- _Short task_
Extract every line below that contains the word "Transportation".

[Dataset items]
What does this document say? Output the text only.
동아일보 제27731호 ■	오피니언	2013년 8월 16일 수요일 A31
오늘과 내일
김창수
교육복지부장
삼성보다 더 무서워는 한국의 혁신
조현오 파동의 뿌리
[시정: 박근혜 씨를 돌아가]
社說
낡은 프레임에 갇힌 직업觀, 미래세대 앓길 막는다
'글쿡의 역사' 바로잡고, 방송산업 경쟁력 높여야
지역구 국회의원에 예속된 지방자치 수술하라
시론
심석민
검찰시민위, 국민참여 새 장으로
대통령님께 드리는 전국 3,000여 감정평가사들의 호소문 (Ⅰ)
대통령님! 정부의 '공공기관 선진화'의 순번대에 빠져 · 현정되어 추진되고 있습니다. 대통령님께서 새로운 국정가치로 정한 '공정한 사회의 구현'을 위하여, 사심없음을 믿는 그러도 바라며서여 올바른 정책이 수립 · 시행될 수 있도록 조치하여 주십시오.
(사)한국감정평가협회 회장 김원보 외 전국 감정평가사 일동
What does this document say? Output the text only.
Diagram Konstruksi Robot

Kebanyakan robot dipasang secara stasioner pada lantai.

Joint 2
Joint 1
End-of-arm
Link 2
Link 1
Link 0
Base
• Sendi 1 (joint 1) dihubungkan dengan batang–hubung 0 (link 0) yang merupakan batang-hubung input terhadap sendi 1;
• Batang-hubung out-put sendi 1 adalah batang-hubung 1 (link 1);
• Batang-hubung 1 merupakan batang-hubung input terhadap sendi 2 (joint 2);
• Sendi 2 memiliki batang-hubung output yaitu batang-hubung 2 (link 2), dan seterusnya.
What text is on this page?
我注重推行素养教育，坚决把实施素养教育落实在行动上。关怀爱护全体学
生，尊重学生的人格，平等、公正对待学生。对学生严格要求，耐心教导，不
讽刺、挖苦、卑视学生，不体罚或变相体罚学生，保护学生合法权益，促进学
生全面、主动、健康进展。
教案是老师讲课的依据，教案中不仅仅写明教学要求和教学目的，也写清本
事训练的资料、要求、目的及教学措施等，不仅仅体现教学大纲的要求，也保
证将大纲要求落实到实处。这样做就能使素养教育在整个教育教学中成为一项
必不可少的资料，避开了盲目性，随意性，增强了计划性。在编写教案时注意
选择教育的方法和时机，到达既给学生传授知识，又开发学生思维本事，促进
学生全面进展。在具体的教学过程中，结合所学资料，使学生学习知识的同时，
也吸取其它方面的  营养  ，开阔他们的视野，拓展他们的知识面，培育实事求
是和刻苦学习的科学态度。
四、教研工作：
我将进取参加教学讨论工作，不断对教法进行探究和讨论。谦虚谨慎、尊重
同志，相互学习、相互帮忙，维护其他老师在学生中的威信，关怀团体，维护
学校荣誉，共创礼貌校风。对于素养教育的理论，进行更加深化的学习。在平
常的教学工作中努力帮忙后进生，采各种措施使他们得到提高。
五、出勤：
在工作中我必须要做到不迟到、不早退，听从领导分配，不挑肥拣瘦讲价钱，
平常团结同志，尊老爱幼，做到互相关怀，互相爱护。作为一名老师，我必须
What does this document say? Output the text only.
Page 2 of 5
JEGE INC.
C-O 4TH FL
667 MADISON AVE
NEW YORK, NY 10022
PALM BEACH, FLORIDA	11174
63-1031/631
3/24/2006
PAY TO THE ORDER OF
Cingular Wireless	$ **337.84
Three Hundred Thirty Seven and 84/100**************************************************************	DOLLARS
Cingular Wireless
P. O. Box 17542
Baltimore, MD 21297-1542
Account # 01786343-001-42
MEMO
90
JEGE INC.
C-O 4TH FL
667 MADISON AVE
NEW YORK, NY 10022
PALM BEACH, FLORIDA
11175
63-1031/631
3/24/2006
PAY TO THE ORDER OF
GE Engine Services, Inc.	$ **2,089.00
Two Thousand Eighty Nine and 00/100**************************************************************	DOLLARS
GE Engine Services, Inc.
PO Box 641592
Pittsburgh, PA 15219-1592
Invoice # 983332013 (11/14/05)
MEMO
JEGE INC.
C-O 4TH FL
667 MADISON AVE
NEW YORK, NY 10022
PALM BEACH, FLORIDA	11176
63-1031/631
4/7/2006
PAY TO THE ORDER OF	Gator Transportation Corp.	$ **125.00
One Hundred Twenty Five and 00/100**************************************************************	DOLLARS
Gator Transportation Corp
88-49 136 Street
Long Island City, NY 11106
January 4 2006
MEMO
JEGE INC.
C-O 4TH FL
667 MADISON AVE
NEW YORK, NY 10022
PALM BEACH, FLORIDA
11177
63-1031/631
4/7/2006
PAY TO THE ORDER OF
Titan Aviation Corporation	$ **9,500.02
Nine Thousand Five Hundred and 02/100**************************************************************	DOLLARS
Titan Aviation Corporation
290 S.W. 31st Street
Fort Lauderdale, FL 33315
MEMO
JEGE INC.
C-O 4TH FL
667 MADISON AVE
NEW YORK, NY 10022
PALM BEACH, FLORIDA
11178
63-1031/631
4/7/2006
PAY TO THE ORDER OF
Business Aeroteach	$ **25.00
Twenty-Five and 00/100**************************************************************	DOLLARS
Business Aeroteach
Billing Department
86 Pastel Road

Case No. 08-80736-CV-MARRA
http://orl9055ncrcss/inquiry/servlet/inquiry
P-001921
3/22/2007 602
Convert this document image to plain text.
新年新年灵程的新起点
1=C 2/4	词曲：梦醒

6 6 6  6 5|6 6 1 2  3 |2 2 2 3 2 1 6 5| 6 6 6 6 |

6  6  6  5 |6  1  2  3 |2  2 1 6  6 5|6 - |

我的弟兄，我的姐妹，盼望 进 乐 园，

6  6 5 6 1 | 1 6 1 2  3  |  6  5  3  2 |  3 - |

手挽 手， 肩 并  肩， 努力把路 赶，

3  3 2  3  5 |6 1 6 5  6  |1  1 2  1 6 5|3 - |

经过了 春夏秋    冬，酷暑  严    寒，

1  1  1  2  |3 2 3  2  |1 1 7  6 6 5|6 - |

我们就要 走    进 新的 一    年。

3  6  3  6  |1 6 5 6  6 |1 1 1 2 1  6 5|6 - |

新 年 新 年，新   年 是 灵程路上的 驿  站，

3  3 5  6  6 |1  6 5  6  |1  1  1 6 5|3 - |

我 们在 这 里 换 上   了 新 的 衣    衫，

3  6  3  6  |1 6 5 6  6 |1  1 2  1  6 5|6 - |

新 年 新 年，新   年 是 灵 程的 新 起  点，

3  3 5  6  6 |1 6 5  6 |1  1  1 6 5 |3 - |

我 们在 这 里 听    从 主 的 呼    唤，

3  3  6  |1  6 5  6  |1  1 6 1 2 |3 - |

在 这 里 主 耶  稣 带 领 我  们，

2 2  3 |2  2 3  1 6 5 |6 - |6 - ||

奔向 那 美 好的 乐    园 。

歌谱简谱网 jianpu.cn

- _Exercise response_
PAY TO THE ORDER OF	Gator Transportation Corp.	$ **125.00
Gator Transportation Corp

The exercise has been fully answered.